Dataset records:
BEGIN

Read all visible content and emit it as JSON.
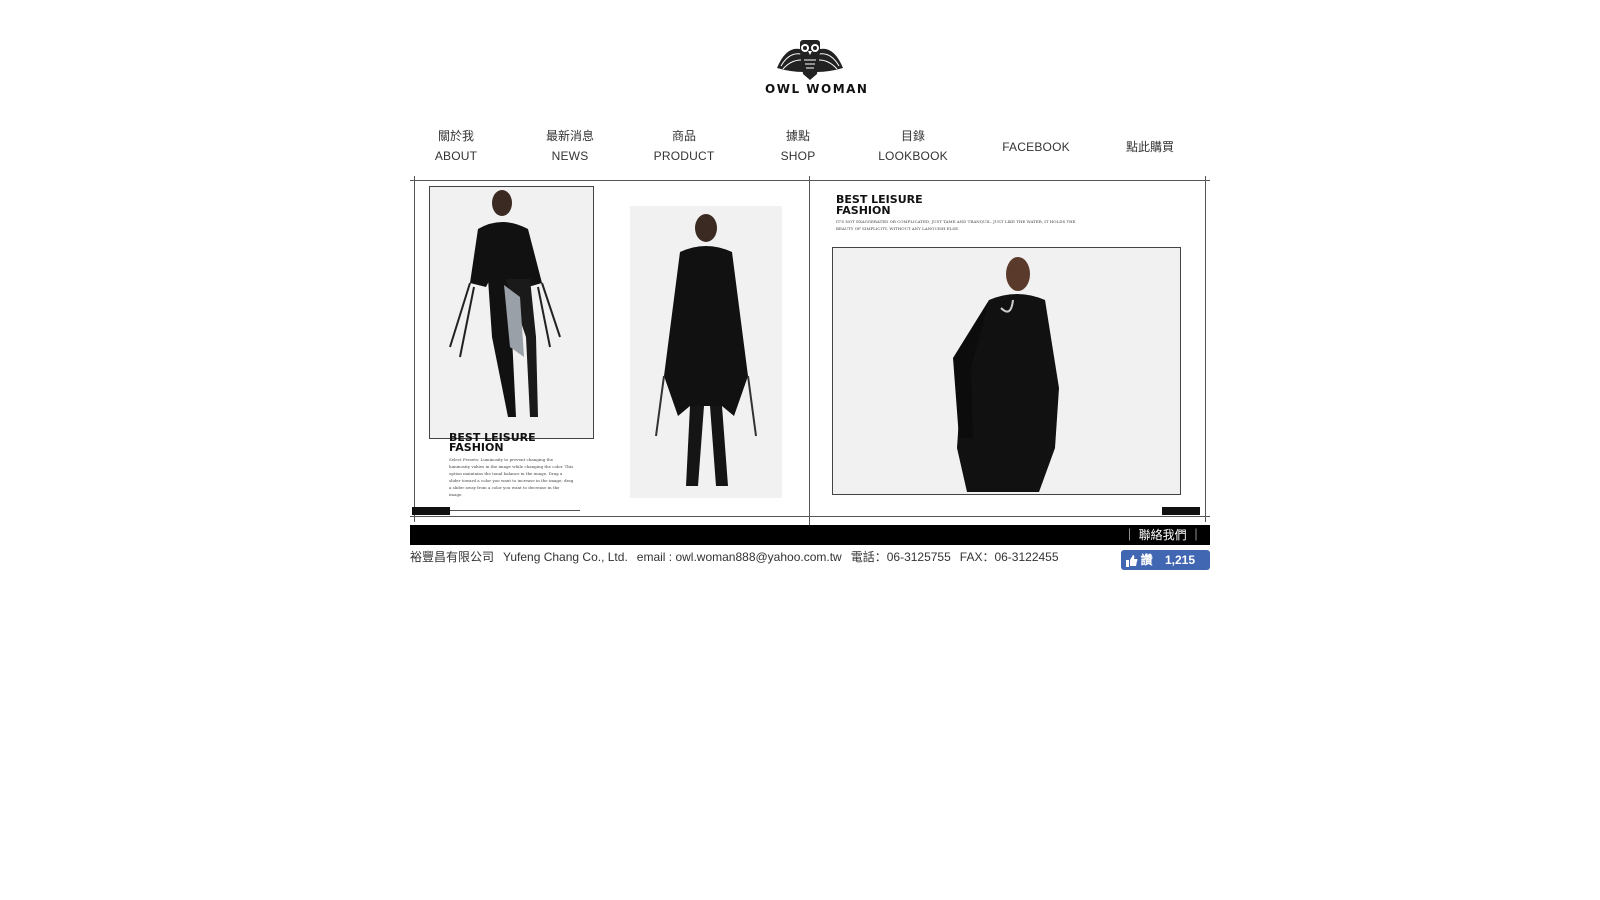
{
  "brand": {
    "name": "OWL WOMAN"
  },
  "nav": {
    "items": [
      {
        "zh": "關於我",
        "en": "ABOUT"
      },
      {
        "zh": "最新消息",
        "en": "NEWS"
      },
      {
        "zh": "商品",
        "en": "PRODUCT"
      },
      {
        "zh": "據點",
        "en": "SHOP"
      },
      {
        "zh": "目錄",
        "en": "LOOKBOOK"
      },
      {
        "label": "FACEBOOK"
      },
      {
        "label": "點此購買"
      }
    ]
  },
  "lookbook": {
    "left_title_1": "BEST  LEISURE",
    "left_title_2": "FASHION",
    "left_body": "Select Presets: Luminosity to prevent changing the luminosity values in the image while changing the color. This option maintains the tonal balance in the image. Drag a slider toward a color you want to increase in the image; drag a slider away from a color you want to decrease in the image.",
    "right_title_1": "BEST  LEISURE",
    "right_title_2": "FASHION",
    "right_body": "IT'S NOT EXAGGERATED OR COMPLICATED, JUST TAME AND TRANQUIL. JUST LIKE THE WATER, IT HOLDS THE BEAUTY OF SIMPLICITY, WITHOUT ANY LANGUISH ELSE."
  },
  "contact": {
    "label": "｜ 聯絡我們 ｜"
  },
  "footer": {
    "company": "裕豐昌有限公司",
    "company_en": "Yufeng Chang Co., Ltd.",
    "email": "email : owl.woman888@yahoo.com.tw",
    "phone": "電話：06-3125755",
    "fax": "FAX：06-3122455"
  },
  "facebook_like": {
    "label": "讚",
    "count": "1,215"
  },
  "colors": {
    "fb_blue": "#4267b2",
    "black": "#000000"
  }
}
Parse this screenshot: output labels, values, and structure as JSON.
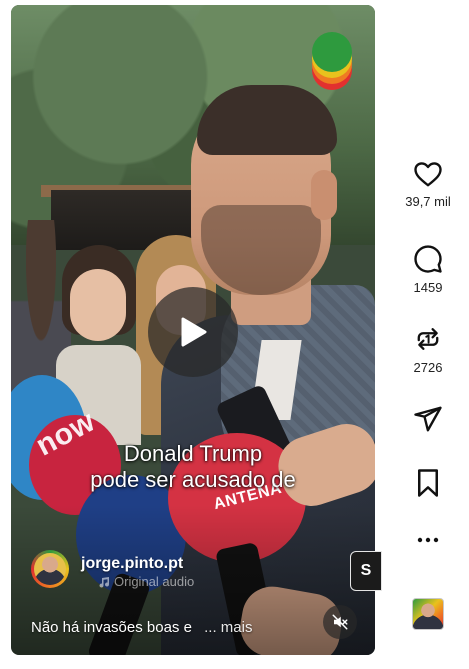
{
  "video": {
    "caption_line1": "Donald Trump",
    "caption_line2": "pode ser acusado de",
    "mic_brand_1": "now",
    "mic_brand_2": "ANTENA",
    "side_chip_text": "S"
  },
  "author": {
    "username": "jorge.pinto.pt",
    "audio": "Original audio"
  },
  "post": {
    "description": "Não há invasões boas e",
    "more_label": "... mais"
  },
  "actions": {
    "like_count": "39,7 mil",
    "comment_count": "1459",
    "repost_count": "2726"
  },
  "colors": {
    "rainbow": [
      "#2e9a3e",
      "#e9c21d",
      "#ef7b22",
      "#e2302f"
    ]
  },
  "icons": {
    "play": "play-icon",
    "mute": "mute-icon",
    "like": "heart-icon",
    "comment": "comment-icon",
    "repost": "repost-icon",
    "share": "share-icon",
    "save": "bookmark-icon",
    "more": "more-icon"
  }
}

END

Give an exact copy of the material, leaving out every picture.

Full output:
Read all visible content and emit it as JSON.
{
  "brand": {
    "name": "OWL WOMAN"
  },
  "nav": {
    "items": [
      {
        "zh": "關於我",
        "en": "ABOUT"
      },
      {
        "zh": "最新消息",
        "en": "NEWS"
      },
      {
        "zh": "商品",
        "en": "PRODUCT"
      },
      {
        "zh": "據點",
        "en": "SHOP"
      },
      {
        "zh": "目錄",
        "en": "LOOKBOOK"
      },
      {
        "label": "FACEBOOK"
      },
      {
        "label": "點此購買"
      }
    ]
  },
  "lookbook": {
    "left_title_1": "BEST  LEISURE",
    "left_title_2": "FASHION",
    "left_body": "Select Presets: Luminosity to prevent changing the luminosity values in the image while changing the color. This option maintains the tonal balance in the image. Drag a slider toward a color you want to increase in the image; drag a slider away from a color you want to decrease in the image.",
    "right_title_1": "BEST  LEISURE",
    "right_title_2": "FASHION",
    "right_body": "IT'S NOT EXAGGERATED OR COMPLICATED, JUST TAME AND TRANQUIL. JUST LIKE THE WATER, IT HOLDS THE BEAUTY OF SIMPLICITY, WITHOUT ANY LANGUISH ELSE."
  },
  "contact": {
    "label": "｜ 聯絡我們 ｜"
  },
  "footer": {
    "company": "裕豐昌有限公司",
    "company_en": "Yufeng Chang Co., Ltd.",
    "email": "email : owl.woman888@yahoo.com.tw",
    "phone": "電話：06-3125755",
    "fax": "FAX：06-3122455"
  },
  "facebook_like": {
    "label": "讚",
    "count": "1,215"
  },
  "colors": {
    "fb_blue": "#4267b2",
    "black": "#000000"
  }
}
Parse this screenshot: output labels, values, and structure as JSON.
{
  "video": {
    "caption_line1": "Donald Trump",
    "caption_line2": "pode ser acusado de",
    "mic_brand_1": "now",
    "mic_brand_2": "ANTENA",
    "side_chip_text": "S"
  },
  "author": {
    "username": "jorge.pinto.pt",
    "audio": "Original audio"
  },
  "post": {
    "description": "Não há invasões boas e",
    "more_label": "... mais"
  },
  "actions": {
    "like_count": "39,7 mil",
    "comment_count": "1459",
    "repost_count": "2726"
  },
  "colors": {
    "rainbow": [
      "#2e9a3e",
      "#e9c21d",
      "#ef7b22",
      "#e2302f"
    ]
  },
  "icons": {
    "play": "play-icon",
    "mute": "mute-icon",
    "like": "heart-icon",
    "comment": "comment-icon",
    "repost": "repost-icon",
    "share": "share-icon",
    "save": "bookmark-icon",
    "more": "more-icon"
  }
}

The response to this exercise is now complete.